## What this task involves
Transcribe every line of the listing below without any deviation.
═════ Stored data ═════
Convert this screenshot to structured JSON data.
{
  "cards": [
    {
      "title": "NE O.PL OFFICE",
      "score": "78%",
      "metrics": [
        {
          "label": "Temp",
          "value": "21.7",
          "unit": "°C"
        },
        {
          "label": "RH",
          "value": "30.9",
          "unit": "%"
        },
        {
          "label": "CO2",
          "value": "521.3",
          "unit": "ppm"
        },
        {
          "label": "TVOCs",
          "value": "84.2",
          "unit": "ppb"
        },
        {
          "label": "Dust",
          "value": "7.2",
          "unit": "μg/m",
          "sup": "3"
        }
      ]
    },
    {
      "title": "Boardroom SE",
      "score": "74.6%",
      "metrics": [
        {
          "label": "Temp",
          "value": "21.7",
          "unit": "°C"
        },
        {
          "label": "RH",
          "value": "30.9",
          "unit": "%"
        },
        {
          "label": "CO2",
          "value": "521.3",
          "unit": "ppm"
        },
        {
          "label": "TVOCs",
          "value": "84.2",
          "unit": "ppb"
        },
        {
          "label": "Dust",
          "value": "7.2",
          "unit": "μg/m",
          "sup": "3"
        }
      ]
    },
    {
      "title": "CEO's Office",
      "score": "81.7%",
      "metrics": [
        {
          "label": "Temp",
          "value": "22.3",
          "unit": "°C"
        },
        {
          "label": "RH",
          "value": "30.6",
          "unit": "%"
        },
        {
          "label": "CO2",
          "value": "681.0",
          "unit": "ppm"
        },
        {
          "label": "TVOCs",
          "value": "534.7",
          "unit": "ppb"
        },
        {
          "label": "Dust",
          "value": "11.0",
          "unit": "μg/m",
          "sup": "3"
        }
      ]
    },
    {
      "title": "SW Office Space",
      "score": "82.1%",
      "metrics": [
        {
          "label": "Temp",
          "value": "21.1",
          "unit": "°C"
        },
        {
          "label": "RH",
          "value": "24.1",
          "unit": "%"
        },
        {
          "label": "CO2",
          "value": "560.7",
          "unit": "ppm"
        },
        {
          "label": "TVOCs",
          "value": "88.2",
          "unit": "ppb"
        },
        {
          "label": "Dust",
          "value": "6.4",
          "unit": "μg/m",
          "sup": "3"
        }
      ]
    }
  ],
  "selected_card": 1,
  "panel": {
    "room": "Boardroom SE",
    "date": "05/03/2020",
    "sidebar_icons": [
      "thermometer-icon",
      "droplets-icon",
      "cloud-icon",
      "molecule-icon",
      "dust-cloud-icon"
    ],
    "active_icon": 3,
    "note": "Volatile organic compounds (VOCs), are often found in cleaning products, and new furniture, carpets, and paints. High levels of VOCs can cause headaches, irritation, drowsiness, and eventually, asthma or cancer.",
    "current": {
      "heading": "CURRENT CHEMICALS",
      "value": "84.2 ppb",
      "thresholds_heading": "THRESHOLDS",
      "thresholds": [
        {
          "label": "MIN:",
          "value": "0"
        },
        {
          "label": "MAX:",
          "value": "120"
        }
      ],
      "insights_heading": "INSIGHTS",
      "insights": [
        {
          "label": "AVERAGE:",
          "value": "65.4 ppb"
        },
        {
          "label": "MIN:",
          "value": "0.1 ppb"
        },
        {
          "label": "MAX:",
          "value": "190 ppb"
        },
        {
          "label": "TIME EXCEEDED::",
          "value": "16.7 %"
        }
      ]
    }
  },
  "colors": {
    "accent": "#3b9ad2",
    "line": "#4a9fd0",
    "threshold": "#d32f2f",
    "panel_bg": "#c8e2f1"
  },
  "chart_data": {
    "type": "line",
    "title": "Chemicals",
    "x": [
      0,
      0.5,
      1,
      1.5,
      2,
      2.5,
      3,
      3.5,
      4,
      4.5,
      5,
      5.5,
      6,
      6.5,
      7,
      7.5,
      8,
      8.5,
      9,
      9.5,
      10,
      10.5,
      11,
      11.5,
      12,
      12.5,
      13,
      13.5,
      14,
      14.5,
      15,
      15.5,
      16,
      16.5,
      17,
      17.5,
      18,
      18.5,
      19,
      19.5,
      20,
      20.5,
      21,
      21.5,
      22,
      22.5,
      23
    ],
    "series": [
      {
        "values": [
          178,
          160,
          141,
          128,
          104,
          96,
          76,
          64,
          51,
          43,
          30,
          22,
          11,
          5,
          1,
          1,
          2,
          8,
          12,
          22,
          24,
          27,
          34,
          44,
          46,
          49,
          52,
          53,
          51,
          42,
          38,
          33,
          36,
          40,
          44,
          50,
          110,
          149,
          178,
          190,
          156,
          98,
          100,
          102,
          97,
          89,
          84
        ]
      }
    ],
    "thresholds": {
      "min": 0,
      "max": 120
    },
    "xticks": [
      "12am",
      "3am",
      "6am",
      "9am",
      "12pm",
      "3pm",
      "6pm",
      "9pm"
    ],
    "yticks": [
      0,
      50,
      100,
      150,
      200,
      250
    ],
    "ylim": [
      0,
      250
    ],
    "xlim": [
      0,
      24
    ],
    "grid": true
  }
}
═════
## Result for this exercise
Convert this screenshot to structured JSON data.
{
  "cards": [
    {
      "title": "NE O.PL OFFICE",
      "score": "78%",
      "metrics": [
        {
          "label": "Temp",
          "value": "21.7",
          "unit": "°C"
        },
        {
          "label": "RH",
          "value": "30.9",
          "unit": "%"
        },
        {
          "label": "CO2",
          "value": "521.3",
          "unit": "ppm"
        },
        {
          "label": "TVOCs",
          "value": "84.2",
          "unit": "ppb"
        },
        {
          "label": "Dust",
          "value": "7.2",
          "unit": "μg/m",
          "sup": "3"
        }
      ]
    },
    {
      "title": "Boardroom SE",
      "score": "74.6%",
      "metrics": [
        {
          "label": "Temp",
          "value": "21.7",
          "unit": "°C"
        },
        {
          "label": "RH",
          "value": "30.9",
          "unit": "%"
        },
        {
          "label": "CO2",
          "value": "521.3",
          "unit": "ppm"
        },
        {
          "label": "TVOCs",
          "value": "84.2",
          "unit": "ppb"
        },
        {
          "label": "Dust",
          "value": "7.2",
          "unit": "μg/m",
          "sup": "3"
        }
      ]
    },
    {
      "title": "CEO's Office",
      "score": "81.7%",
      "metrics": [
        {
          "label": "Temp",
          "value": "22.3",
          "unit": "°C"
        },
        {
          "label": "RH",
          "value": "30.6",
          "unit": "%"
        },
        {
          "label": "CO2",
          "value": "681.0",
          "unit": "ppm"
        },
        {
          "label": "TVOCs",
          "value": "534.7",
          "unit": "ppb"
        },
        {
          "label": "Dust",
          "value": "11.0",
          "unit": "μg/m",
          "sup": "3"
        }
      ]
    },
    {
      "title": "SW Office Space",
      "score": "82.1%",
      "metrics": [
        {
          "label": "Temp",
          "value": "21.1",
          "unit": "°C"
        },
        {
          "label": "RH",
          "value": "24.1",
          "unit": "%"
        },
        {
          "label": "CO2",
          "value": "560.7",
          "unit": "ppm"
        },
        {
          "label": "TVOCs",
          "value": "88.2",
          "unit": "ppb"
        },
        {
          "label": "Dust",
          "value": "6.4",
          "unit": "μg/m",
          "sup": "3"
        }
      ]
    }
  ],
  "selected_card": 1,
  "panel": {
    "room": "Boardroom SE",
    "date": "05/03/2020",
    "sidebar_icons": [
      "thermometer-icon",
      "droplets-icon",
      "cloud-icon",
      "molecule-icon",
      "dust-cloud-icon"
    ],
    "active_icon": 3,
    "note": "Volatile organic compounds (VOCs), are often found in cleaning products, and new furniture, carpets, and paints. High levels of VOCs can cause headaches, irritation, drowsiness, and eventually, asthma or cancer.",
    "current": {
      "heading": "CURRENT CHEMICALS",
      "value": "84.2 ppb",
      "thresholds_heading": "THRESHOLDS",
      "thresholds": [
        {
          "label": "MIN:",
          "value": "0"
        },
        {
          "label": "MAX:",
          "value": "120"
        }
      ],
      "insights_heading": "INSIGHTS",
      "insights": [
        {
          "label": "AVERAGE:",
          "value": "65.4 ppb"
        },
        {
          "label": "MIN:",
          "value": "0.1 ppb"
        },
        {
          "label": "MAX:",
          "value": "190 ppb"
        },
        {
          "label": "TIME EXCEEDED::",
          "value": "16.7 %"
        }
      ]
    }
  },
  "colors": {
    "accent": "#3b9ad2",
    "line": "#4a9fd0",
    "threshold": "#d32f2f",
    "panel_bg": "#c8e2f1"
  },
  "chart_data": {
    "type": "line",
    "title": "Chemicals",
    "x": [
      0,
      0.5,
      1,
      1.5,
      2,
      2.5,
      3,
      3.5,
      4,
      4.5,
      5,
      5.5,
      6,
      6.5,
      7,
      7.5,
      8,
      8.5,
      9,
      9.5,
      10,
      10.5,
      11,
      11.5,
      12,
      12.5,
      13,
      13.5,
      14,
      14.5,
      15,
      15.5,
      16,
      16.5,
      17,
      17.5,
      18,
      18.5,
      19,
      19.5,
      20,
      20.5,
      21,
      21.5,
      22,
      22.5,
      23
    ],
    "series": [
      {
        "values": [
          178,
          160,
          141,
          128,
          104,
          96,
          76,
          64,
          51,
          43,
          30,
          22,
          11,
          5,
          1,
          1,
          2,
          8,
          12,
          22,
          24,
          27,
          34,
          44,
          46,
          49,
          52,
          53,
          51,
          42,
          38,
          33,
          36,
          40,
          44,
          50,
          110,
          149,
          178,
          190,
          156,
          98,
          100,
          102,
          97,
          89,
          84
        ]
      }
    ],
    "thresholds": {
      "min": 0,
      "max": 120
    },
    "xticks": [
      "12am",
      "3am",
      "6am",
      "9am",
      "12pm",
      "3pm",
      "6pm",
      "9pm"
    ],
    "yticks": [
      0,
      50,
      100,
      150,
      200,
      250
    ],
    "ylim": [
      0,
      250
    ],
    "xlim": [
      0,
      24
    ],
    "grid": true
  }
}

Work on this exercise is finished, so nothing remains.